• **DESCRIPTION OF THE TASK**
In the data below, locate each line with the word "детей" and list it.

━━━━━━━━━━━━━━━━

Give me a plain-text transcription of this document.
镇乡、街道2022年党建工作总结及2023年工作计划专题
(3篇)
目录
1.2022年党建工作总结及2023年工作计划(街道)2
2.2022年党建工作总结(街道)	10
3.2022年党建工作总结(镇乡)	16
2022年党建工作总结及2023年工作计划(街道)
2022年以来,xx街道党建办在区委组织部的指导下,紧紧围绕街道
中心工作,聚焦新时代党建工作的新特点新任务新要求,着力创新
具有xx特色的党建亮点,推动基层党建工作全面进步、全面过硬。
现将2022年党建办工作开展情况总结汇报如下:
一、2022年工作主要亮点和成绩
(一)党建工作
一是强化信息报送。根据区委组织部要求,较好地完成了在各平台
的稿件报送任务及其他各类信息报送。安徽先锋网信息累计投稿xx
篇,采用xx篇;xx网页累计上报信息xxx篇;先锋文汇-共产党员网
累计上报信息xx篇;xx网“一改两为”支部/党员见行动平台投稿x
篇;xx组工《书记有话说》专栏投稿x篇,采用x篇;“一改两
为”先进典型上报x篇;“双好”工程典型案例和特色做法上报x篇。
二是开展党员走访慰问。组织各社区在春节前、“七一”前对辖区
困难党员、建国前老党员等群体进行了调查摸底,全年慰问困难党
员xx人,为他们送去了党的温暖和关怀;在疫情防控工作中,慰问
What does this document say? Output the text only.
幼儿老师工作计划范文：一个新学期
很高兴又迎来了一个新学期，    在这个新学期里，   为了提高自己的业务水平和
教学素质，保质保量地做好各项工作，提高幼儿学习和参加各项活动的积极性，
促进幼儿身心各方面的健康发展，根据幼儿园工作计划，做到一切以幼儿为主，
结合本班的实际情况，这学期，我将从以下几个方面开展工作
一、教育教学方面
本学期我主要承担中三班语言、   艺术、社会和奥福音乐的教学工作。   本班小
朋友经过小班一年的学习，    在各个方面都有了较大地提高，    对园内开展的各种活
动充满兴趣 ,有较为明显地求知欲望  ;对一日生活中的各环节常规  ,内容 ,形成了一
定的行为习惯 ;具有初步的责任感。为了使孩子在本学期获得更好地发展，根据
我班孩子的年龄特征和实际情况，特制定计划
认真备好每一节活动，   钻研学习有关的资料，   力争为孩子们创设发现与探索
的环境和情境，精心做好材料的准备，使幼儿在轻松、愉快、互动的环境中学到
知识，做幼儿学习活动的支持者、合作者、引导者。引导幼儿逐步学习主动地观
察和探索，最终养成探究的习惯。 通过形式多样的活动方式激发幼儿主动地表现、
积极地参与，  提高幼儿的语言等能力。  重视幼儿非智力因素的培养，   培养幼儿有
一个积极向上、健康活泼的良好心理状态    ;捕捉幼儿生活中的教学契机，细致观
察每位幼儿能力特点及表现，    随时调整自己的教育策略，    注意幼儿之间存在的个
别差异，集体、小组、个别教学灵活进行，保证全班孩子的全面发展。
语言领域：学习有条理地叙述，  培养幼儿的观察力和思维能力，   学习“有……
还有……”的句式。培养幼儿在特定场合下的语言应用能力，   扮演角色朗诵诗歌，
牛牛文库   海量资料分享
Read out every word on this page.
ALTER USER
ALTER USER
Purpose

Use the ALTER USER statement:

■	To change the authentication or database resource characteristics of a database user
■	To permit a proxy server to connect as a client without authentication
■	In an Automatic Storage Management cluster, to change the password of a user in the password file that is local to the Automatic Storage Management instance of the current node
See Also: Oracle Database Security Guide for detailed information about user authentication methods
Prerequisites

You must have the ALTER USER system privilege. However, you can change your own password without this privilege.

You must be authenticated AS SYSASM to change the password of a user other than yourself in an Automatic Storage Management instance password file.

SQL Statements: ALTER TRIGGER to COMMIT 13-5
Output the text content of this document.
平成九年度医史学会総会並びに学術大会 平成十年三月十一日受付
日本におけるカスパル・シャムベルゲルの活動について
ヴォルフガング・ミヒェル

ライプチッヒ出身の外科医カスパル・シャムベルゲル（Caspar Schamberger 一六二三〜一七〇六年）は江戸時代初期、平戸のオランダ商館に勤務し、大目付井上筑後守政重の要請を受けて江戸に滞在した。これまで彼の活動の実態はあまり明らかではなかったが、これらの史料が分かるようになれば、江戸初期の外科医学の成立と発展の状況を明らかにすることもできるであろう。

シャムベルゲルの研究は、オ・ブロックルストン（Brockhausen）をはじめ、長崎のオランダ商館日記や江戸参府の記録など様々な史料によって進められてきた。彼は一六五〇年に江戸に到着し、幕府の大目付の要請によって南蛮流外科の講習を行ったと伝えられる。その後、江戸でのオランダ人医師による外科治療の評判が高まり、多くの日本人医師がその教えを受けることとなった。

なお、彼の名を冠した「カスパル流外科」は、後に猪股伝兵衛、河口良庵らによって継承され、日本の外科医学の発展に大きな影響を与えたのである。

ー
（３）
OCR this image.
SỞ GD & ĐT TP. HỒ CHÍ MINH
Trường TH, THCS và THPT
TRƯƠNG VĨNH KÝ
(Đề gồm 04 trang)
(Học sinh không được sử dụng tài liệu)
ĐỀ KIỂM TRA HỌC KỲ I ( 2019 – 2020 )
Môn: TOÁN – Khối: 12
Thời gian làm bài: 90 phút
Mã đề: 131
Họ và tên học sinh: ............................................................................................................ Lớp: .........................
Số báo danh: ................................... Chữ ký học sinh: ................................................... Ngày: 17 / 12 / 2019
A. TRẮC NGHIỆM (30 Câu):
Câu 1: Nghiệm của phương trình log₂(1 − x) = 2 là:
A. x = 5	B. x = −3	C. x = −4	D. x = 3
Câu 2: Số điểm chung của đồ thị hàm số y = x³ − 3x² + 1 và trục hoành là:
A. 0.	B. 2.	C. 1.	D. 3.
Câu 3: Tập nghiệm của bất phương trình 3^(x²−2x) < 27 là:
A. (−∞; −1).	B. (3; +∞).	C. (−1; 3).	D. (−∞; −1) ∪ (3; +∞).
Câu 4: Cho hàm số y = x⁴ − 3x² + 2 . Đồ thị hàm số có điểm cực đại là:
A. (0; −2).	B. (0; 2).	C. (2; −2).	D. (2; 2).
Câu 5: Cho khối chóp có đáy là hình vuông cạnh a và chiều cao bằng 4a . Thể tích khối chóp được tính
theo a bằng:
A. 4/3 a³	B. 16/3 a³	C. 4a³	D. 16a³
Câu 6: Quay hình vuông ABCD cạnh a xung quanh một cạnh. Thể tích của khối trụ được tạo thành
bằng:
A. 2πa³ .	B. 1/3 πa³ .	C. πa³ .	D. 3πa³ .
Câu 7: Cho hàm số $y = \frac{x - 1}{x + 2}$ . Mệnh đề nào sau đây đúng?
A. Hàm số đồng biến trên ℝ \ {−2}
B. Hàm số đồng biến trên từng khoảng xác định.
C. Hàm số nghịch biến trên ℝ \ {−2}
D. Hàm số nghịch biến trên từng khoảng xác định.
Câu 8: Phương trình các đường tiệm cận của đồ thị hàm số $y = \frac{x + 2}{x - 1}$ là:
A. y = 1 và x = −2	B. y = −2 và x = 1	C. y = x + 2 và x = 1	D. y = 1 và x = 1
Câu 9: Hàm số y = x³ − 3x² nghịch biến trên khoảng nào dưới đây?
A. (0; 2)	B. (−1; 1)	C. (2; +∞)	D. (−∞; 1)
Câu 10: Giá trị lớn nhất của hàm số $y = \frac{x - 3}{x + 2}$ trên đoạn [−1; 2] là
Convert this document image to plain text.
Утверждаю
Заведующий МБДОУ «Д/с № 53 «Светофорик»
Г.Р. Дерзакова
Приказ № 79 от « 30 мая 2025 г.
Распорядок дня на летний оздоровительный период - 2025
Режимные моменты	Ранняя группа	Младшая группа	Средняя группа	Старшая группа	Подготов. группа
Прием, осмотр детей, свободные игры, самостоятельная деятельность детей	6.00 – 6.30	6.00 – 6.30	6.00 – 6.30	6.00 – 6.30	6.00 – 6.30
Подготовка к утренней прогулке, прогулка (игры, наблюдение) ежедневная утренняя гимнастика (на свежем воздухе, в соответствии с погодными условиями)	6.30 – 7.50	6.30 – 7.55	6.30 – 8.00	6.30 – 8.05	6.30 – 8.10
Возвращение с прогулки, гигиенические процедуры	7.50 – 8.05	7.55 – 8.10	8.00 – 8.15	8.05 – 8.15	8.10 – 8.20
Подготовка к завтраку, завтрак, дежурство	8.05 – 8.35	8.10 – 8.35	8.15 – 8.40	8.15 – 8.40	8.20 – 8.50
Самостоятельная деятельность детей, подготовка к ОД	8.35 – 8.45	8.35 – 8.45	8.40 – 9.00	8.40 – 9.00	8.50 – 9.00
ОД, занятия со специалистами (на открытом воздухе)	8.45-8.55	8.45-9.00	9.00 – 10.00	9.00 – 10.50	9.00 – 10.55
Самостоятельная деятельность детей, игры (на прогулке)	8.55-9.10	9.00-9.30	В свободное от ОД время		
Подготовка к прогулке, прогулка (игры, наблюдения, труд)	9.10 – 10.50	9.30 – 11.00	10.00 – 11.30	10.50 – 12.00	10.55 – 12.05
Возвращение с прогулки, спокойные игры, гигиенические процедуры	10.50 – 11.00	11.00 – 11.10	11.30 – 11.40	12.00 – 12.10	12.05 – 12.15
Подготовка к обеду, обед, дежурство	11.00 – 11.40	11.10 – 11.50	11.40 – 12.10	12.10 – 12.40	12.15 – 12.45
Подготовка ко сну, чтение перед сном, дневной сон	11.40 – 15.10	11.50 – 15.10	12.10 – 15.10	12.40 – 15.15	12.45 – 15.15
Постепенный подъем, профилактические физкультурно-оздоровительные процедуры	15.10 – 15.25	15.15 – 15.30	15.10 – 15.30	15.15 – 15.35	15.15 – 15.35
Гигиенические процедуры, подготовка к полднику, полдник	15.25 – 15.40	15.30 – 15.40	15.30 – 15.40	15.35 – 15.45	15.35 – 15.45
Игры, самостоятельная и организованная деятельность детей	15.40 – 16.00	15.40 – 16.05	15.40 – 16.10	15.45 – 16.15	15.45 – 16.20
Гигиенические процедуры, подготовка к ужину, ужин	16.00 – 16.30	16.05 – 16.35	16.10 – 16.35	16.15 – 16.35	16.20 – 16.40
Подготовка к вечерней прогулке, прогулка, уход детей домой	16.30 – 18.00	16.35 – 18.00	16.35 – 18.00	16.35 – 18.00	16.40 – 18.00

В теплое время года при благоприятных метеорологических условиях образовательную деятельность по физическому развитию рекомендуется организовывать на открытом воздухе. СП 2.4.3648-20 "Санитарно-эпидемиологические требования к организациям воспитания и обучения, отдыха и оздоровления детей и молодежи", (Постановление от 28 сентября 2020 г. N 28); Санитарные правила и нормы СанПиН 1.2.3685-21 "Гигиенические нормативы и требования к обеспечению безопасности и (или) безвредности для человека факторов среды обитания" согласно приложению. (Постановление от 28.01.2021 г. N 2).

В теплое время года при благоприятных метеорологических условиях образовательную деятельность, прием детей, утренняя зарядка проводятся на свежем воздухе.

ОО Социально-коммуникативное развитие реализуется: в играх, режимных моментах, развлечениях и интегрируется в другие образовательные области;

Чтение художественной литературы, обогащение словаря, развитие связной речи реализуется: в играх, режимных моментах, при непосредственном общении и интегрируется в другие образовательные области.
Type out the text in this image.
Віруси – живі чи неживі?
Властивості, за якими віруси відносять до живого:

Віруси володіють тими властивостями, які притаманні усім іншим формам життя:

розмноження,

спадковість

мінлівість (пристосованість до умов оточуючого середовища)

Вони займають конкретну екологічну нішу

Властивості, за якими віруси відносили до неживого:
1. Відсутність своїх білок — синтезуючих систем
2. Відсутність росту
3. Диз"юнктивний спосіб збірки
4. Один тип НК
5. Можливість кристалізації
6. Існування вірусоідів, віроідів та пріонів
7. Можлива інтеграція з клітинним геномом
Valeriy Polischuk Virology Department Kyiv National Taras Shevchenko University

━━━━━━━━━━━━━━━━

• **OUTPUT OF THE TASK**
Прием, осмотр детей, свободные игры, самостоятельная деятельность детей	6.00 – 6.30	6.00 – 6.30	6.00 – 6.30	6.00 – 6.30	6.00 – 6.30
Самостоятельная деятельность детей, подготовка к ОД	8.35 – 8.45	8.35 – 8.45	8.40 – 9.00	8.40 – 9.00	8.50 – 9.00
Самостоятельная деятельность детей, игры (на прогулке)	8.55-9.10	9.00-9.30	В свободное от ОД время		
Игры, самостоятельная и организованная деятельность детей	15.40 – 16.00	15.40 – 16.05	15.40 – 16.10	15.45 – 16.15	15.45 – 16.20
Подготовка к вечерней прогулке, прогулка, уход детей домой	16.30 – 18.00	16.35 – 18.00	16.35 – 18.00	16.35 – 18.00	16.40 – 18.00
В теплое время года при благоприятных метеорологических условиях образовательную деятельность по физическому развитию рекомендуется организовывать на открытом воздухе. СП 2.4.3648-20 "Санитарно-эпидемиологические требования к организациям воспитания и обучения, отдыха и оздоровления детей и молодежи", (Постановление от 28 сентября 2020 г. N 28); Санитарные правила и нормы СанПиН 1.2.3685-21 "Гигиенические нормативы и требования к обеспечению безопасности и (или) безвредности для человека факторов среды обитания" согласно приложению. (Постановление от 28.01.2021 г. N 2).
В теплое время года при благоприятных метеорологических условиях образовательную деятельность, прием детей, утренняя зарядка проводятся на свежем воздухе.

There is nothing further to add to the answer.